(Collected data)
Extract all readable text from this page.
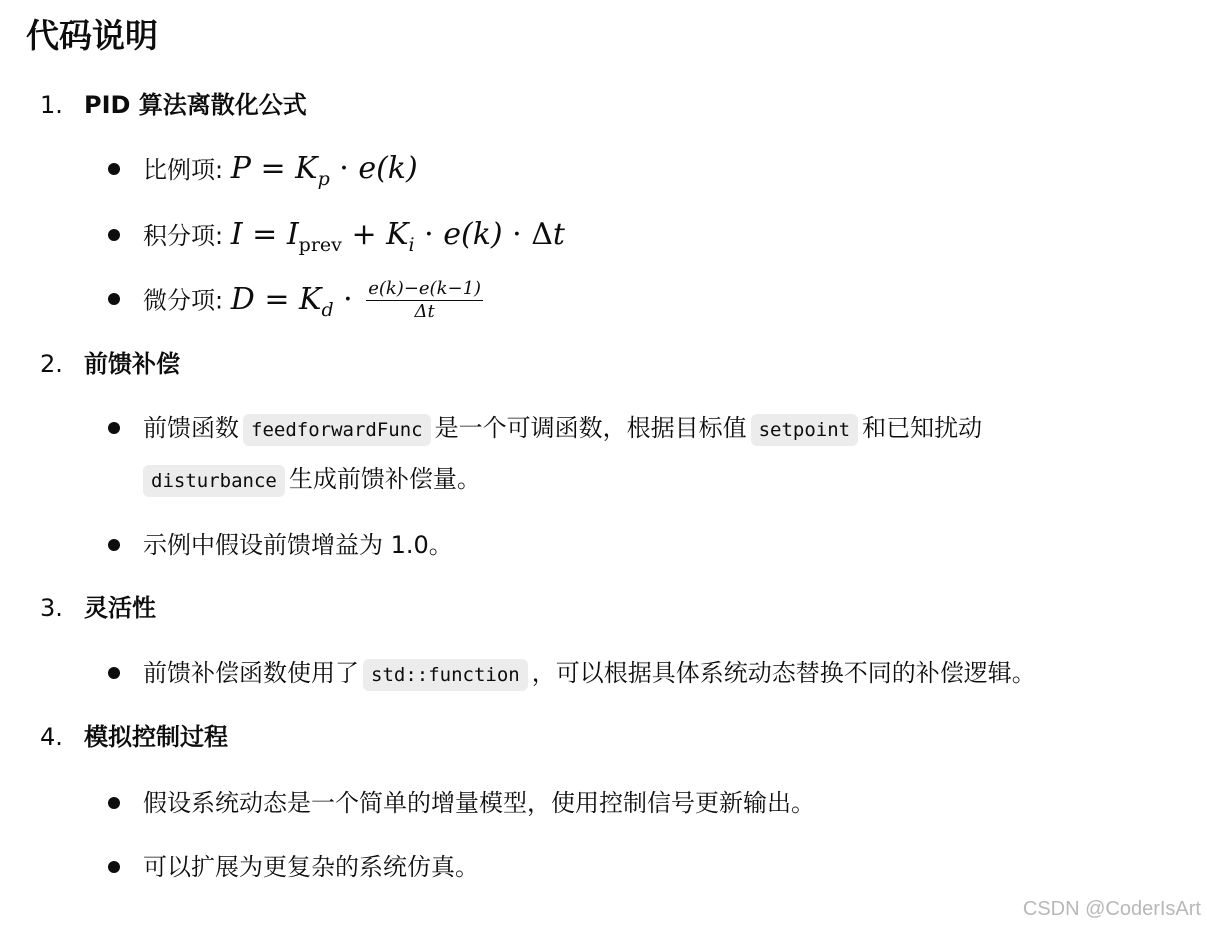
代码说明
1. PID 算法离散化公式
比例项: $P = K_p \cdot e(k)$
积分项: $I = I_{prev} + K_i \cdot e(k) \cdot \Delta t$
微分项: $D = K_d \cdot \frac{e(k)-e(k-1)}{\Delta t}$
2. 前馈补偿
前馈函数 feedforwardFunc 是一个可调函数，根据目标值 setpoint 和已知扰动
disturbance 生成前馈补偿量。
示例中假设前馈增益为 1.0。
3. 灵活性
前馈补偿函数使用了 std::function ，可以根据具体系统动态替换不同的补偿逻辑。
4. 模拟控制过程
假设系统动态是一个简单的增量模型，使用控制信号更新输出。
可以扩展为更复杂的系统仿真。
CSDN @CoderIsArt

...

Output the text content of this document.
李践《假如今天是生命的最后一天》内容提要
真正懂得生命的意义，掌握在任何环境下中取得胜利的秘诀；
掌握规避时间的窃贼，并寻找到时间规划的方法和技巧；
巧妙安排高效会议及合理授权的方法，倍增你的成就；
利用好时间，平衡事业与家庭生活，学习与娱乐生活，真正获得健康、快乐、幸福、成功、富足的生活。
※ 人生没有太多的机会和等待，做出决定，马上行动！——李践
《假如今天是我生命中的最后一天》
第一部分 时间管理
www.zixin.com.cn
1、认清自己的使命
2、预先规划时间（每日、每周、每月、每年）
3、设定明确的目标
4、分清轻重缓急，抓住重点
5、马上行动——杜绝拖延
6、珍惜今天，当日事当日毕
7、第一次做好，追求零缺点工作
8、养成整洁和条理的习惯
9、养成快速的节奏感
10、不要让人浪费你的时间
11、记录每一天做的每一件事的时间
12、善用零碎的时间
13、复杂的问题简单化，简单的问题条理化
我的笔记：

WHAT YOU ARE ASKED TO DO:
Find and copy each line above that includes the string "this".

ANSWER TO THE PROBLEM:
Extract all readable text from this page.
Output the text content of this document.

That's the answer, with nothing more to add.